» **Short problem**
Tally the lines that contain the string "JSON" and give the number by itself.

□ □ □ □ □ □ □

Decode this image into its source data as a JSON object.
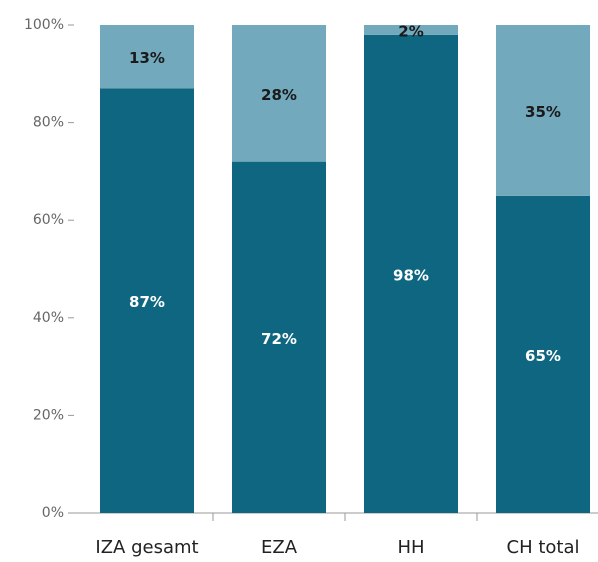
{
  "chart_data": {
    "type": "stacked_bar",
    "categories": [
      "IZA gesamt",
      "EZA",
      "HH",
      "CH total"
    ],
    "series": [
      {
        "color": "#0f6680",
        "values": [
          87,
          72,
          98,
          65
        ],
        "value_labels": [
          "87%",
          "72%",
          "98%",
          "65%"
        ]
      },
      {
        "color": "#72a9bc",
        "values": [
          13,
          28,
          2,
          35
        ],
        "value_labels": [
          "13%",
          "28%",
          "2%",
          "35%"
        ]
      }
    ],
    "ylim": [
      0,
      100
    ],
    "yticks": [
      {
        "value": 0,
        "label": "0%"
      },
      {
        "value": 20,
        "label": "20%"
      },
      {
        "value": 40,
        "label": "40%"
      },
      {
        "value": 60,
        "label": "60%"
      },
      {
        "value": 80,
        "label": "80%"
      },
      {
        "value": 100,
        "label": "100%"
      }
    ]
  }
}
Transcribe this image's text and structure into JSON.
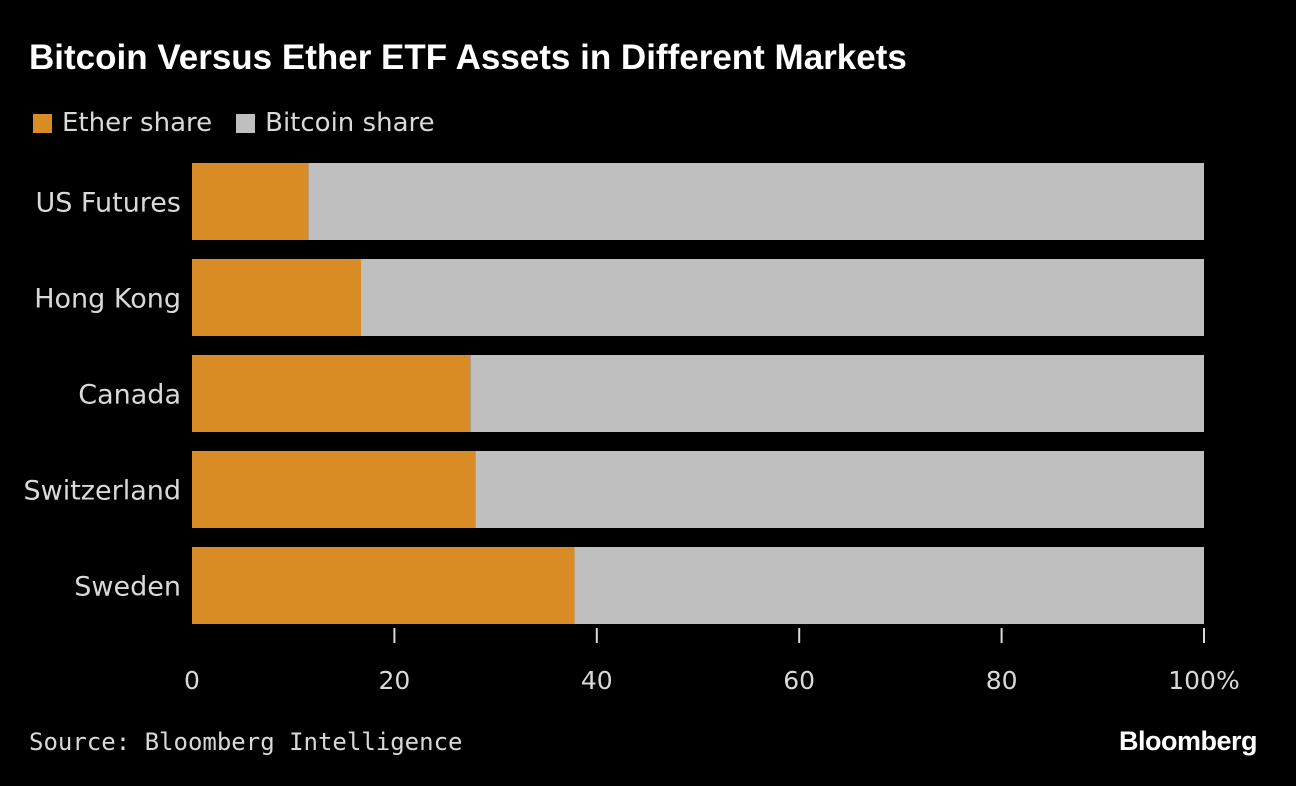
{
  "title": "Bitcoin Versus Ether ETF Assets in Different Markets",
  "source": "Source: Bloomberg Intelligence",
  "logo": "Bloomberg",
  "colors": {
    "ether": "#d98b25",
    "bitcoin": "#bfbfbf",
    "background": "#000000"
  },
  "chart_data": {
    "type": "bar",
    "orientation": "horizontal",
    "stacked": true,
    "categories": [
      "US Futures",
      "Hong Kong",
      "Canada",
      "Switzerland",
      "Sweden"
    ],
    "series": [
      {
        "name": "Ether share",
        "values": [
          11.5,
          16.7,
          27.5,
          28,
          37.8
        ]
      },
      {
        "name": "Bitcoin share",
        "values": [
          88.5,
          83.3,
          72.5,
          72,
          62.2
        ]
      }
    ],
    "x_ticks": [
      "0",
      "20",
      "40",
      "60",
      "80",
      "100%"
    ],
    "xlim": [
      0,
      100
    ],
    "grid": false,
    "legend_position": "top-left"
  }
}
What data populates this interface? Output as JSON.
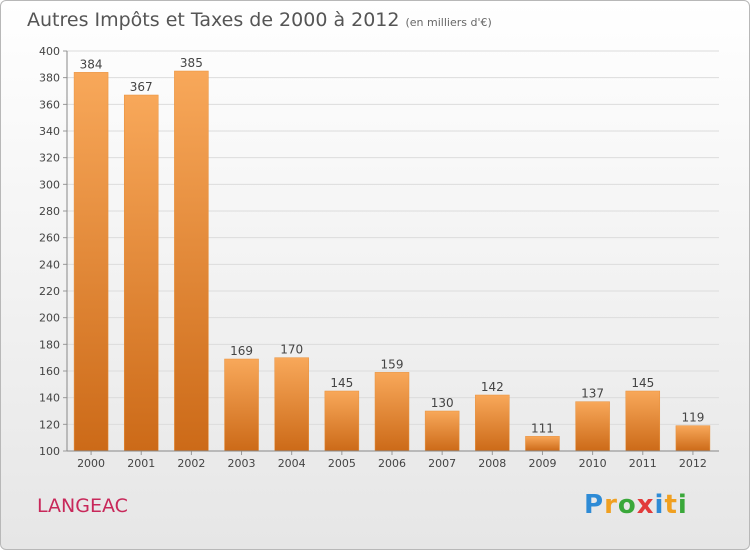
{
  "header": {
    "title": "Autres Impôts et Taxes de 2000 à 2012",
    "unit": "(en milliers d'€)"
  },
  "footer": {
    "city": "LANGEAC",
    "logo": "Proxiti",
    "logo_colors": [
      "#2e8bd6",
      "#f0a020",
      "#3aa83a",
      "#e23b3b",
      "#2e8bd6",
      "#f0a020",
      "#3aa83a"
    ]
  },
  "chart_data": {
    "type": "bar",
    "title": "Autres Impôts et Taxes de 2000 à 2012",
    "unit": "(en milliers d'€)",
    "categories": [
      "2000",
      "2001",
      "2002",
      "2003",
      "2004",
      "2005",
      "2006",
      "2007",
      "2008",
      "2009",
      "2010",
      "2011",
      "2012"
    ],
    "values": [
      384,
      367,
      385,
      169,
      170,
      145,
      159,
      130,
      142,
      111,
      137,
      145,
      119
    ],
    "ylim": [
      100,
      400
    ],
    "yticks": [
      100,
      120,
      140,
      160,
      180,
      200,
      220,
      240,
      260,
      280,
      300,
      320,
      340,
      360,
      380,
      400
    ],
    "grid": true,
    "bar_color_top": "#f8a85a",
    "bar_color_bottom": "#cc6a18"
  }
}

□ □ □ □ □ □ □

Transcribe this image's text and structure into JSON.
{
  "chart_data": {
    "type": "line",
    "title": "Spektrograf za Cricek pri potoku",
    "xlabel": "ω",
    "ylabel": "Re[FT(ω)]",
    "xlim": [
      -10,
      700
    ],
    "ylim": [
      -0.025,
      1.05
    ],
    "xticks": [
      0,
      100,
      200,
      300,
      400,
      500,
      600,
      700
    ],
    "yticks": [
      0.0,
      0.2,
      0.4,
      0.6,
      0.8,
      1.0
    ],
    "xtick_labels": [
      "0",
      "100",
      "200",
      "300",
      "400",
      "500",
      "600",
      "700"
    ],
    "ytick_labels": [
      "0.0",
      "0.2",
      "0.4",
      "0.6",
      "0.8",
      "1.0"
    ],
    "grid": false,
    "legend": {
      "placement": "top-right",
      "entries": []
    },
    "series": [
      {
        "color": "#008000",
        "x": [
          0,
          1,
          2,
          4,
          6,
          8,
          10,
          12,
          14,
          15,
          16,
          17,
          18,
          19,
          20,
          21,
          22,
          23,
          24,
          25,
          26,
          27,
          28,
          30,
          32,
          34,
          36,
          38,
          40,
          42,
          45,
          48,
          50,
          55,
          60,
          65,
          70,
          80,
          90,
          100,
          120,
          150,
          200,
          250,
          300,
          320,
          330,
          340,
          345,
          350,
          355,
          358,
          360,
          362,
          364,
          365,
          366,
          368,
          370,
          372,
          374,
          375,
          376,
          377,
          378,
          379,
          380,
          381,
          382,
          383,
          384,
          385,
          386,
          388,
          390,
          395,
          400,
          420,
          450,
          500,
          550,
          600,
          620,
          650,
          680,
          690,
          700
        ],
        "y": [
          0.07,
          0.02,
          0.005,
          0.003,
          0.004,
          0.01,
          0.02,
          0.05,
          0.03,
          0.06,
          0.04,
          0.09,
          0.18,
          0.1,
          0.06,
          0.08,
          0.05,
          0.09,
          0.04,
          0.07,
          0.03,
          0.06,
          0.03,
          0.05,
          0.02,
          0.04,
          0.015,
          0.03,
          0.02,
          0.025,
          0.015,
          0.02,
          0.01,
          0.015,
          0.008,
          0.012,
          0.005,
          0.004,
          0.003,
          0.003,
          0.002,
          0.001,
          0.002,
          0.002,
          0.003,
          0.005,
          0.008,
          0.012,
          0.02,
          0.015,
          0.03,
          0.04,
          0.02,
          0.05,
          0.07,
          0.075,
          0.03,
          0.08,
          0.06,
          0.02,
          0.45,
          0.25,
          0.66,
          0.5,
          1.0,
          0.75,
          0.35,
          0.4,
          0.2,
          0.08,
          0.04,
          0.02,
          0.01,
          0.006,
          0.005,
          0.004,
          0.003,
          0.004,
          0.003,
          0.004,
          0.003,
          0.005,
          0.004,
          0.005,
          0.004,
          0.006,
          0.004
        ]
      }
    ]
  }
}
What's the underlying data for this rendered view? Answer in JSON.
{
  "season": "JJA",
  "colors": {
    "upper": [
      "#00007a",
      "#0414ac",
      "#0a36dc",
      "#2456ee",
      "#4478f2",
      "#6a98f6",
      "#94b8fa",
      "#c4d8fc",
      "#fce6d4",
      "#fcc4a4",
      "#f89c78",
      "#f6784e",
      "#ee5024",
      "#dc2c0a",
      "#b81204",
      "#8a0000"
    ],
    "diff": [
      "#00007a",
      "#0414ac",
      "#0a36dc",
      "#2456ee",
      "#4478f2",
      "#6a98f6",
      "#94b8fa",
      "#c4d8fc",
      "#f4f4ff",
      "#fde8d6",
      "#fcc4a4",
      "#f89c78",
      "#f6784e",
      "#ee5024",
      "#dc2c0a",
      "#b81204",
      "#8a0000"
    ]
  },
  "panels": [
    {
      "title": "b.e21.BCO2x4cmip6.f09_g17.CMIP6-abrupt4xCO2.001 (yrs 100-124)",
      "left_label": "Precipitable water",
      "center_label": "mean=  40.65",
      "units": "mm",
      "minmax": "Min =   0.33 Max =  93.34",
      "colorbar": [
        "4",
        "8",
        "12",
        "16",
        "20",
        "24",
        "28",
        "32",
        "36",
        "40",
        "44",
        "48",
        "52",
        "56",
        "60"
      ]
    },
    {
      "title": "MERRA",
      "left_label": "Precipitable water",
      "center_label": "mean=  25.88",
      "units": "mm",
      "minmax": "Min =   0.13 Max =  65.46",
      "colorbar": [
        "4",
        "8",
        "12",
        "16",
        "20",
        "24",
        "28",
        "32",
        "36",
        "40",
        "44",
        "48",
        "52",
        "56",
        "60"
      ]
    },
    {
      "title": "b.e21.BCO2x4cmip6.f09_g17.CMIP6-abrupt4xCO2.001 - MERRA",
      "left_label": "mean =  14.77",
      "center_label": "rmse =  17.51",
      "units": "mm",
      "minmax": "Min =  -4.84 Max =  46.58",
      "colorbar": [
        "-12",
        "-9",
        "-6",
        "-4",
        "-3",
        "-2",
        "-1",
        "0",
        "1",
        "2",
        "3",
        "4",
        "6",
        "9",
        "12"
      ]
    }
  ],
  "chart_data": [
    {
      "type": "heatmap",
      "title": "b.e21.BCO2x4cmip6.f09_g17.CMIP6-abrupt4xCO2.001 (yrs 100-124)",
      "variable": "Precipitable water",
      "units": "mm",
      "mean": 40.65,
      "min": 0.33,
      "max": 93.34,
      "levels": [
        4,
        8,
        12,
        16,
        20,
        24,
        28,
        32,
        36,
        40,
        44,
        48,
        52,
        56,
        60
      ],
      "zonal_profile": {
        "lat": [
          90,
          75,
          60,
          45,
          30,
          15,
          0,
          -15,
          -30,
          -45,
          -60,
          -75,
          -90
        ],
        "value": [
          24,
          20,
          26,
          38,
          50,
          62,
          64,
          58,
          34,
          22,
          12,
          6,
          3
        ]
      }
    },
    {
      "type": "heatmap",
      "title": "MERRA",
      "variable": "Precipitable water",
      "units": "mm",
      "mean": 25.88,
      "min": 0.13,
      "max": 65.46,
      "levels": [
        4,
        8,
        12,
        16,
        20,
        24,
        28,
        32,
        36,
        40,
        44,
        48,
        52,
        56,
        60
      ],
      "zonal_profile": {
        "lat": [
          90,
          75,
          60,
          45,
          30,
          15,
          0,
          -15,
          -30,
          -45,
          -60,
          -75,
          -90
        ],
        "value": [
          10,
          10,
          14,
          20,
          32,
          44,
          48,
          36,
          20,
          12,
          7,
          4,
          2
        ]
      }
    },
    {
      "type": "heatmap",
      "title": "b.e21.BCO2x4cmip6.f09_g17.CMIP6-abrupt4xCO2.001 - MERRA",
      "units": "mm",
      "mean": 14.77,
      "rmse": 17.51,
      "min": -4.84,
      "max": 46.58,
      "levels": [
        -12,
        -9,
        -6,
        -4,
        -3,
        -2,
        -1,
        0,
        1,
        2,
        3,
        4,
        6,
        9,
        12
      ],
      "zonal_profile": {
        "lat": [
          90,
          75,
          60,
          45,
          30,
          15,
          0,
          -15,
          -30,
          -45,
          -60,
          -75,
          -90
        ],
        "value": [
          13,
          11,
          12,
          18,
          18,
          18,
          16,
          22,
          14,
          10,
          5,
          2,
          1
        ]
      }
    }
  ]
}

□ □ □ □ □ □ □

» **Answer to this task**
5